**To do**: Copy out the whole listing exactly as written, leaving the pictures behind.

**Data supplied**:
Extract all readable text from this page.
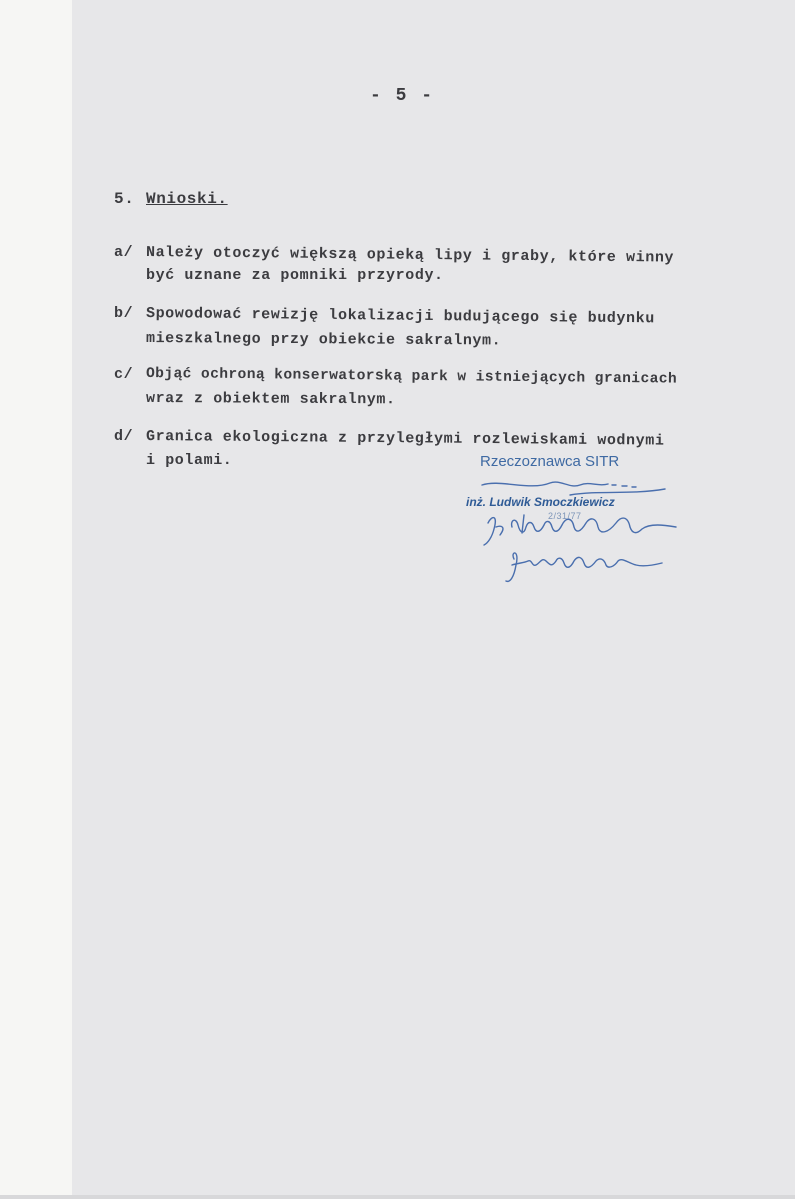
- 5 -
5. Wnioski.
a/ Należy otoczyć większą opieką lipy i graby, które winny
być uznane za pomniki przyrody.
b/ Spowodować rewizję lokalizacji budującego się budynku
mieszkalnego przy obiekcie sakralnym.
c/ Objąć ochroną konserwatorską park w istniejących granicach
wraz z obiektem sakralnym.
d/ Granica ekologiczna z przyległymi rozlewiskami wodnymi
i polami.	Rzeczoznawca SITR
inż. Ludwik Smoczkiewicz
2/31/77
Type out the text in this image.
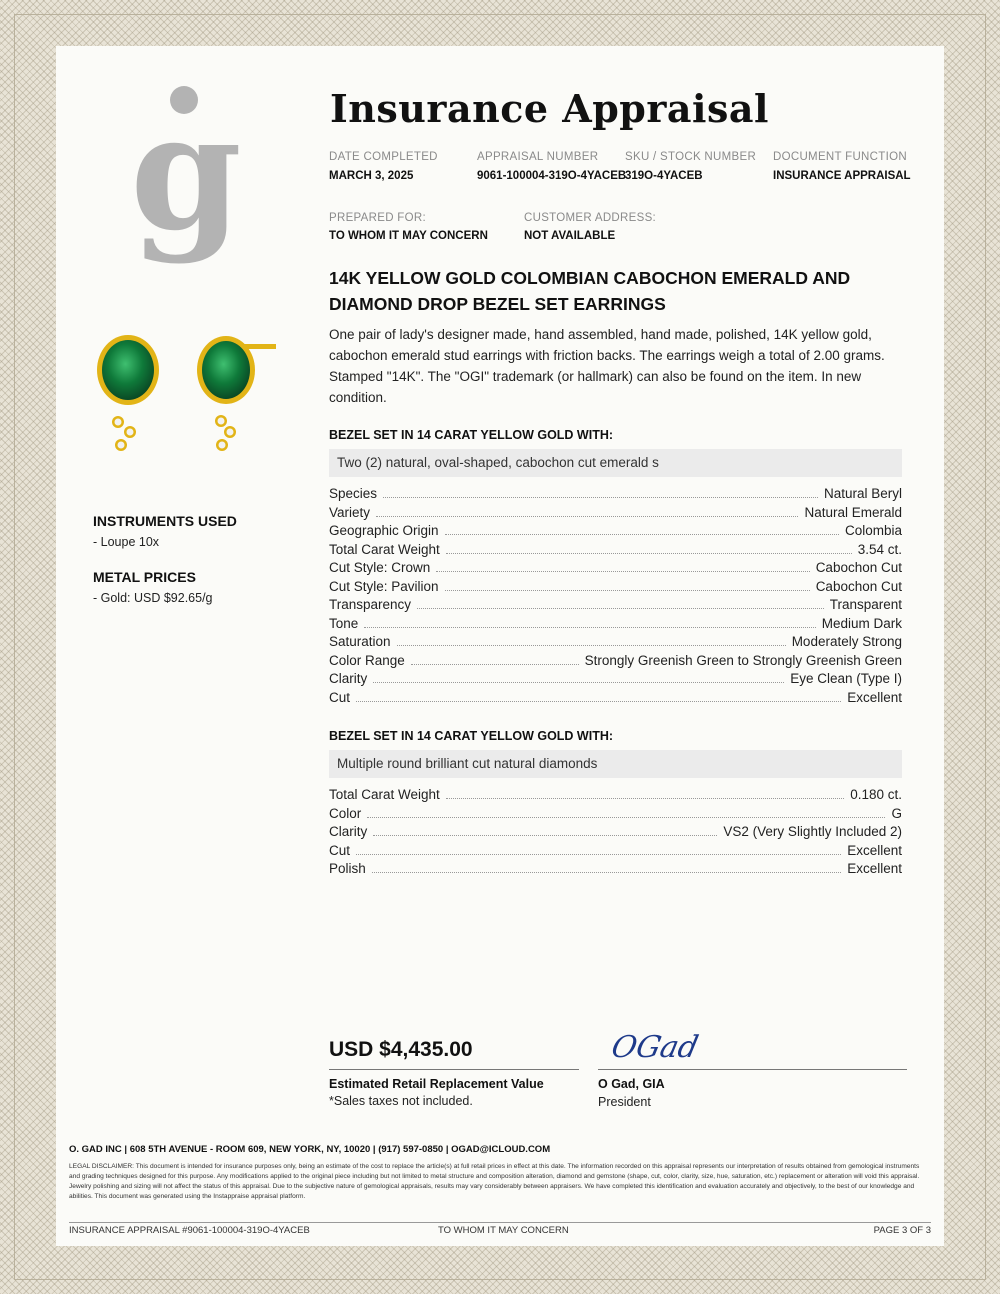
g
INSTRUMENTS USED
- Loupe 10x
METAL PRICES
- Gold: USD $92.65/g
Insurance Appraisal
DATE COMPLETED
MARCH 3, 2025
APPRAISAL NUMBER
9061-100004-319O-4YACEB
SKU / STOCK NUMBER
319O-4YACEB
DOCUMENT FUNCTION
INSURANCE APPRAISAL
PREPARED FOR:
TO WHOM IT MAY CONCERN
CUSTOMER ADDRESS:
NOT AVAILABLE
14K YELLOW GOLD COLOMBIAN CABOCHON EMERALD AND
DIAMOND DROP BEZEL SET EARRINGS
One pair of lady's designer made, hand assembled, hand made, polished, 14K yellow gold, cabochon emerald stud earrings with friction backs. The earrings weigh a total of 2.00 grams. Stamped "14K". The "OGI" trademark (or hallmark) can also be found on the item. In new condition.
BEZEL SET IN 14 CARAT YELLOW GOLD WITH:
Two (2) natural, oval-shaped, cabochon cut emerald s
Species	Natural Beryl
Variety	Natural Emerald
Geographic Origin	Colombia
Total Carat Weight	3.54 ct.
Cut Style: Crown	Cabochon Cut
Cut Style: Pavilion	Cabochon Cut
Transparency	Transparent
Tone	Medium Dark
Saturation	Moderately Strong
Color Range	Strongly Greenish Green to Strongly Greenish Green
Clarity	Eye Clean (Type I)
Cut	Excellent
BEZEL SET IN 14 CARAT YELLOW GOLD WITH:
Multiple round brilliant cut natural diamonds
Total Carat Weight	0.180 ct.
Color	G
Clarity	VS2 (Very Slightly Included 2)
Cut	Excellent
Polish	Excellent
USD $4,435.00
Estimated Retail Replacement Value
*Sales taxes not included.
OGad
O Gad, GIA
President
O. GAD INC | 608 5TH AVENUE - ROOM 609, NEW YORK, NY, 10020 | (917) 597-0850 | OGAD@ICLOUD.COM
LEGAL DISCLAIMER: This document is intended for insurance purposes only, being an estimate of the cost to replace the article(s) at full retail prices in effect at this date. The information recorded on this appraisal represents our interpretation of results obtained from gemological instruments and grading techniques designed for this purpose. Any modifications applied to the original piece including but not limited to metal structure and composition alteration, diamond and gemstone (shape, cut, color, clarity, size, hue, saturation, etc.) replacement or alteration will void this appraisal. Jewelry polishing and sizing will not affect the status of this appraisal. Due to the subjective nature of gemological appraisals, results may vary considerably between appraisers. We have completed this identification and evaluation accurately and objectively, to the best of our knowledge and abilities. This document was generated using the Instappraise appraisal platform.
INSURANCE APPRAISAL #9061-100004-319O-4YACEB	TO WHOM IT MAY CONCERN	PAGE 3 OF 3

**Task answer**:
Extract all readable text from this page.
- 5 -
5. Wnioski.
a/ Należy otoczyć większą opieką lipy i graby, które winny
być uznane za pomniki przyrody.
b/ Spowodować rewizję lokalizacji budującego się budynku
mieszkalnego przy obiekcie sakralnym.
c/ Objąć ochroną konserwatorską park w istniejących granicach
wraz z obiektem sakralnym.
d/ Granica ekologiczna z przyległymi rozlewiskami wodnymi
i polami.	Rzeczoznawca SITR
inż. Ludwik Smoczkiewicz
2/31/77
Type out the text in this image.
g
INSTRUMENTS USED
- Loupe 10x
METAL PRICES
- Gold: USD $92.65/g
Insurance Appraisal
DATE COMPLETED
MARCH 3, 2025
APPRAISAL NUMBER
9061-100004-319O-4YACEB
SKU / STOCK NUMBER
319O-4YACEB
DOCUMENT FUNCTION
INSURANCE APPRAISAL
PREPARED FOR:
TO WHOM IT MAY CONCERN
CUSTOMER ADDRESS:
NOT AVAILABLE
14K YELLOW GOLD COLOMBIAN CABOCHON EMERALD AND
DIAMOND DROP BEZEL SET EARRINGS
One pair of lady's designer made, hand assembled, hand made, polished, 14K yellow gold, cabochon emerald stud earrings with friction backs. The earrings weigh a total of 2.00 grams. Stamped "14K". The "OGI" trademark (or hallmark) can also be found on the item. In new condition.
BEZEL SET IN 14 CARAT YELLOW GOLD WITH:
Two (2) natural, oval-shaped, cabochon cut emerald s
Species	Natural Beryl
Variety	Natural Emerald
Geographic Origin	Colombia
Total Carat Weight	3.54 ct.
Cut Style: Crown	Cabochon Cut
Cut Style: Pavilion	Cabochon Cut
Transparency	Transparent
Tone	Medium Dark
Saturation	Moderately Strong
Color Range	Strongly Greenish Green to Strongly Greenish Green
Clarity	Eye Clean (Type I)
Cut	Excellent
BEZEL SET IN 14 CARAT YELLOW GOLD WITH:
Multiple round brilliant cut natural diamonds
Total Carat Weight	0.180 ct.
Color	G
Clarity	VS2 (Very Slightly Included 2)
Cut	Excellent
Polish	Excellent
USD $4,435.00
Estimated Retail Replacement Value
*Sales taxes not included.
OGad
O Gad, GIA
President
O. GAD INC | 608 5TH AVENUE - ROOM 609, NEW YORK, NY, 10020 | (917) 597-0850 | OGAD@ICLOUD.COM
LEGAL DISCLAIMER: This document is intended for insurance purposes only, being an estimate of the cost to replace the article(s) at full retail prices in effect at this date. The information recorded on this appraisal represents our interpretation of results obtained from gemological instruments and grading techniques designed for this purpose. Any modifications applied to the original piece including but not limited to metal structure and composition alteration, diamond and gemstone (shape, cut, color, clarity, size, hue, saturation, etc.) replacement or alteration will void this appraisal. Jewelry polishing and sizing will not affect the status of this appraisal. Due to the subjective nature of gemological appraisals, results may vary considerably between appraisers. We have completed this identification and evaluation accurately and objectively, to the best of our knowledge and abilities. This document was generated using the Instappraise appraisal platform.
INSURANCE APPRAISAL #9061-100004-319O-4YACEB	TO WHOM IT MAY CONCERN	PAGE 3 OF 3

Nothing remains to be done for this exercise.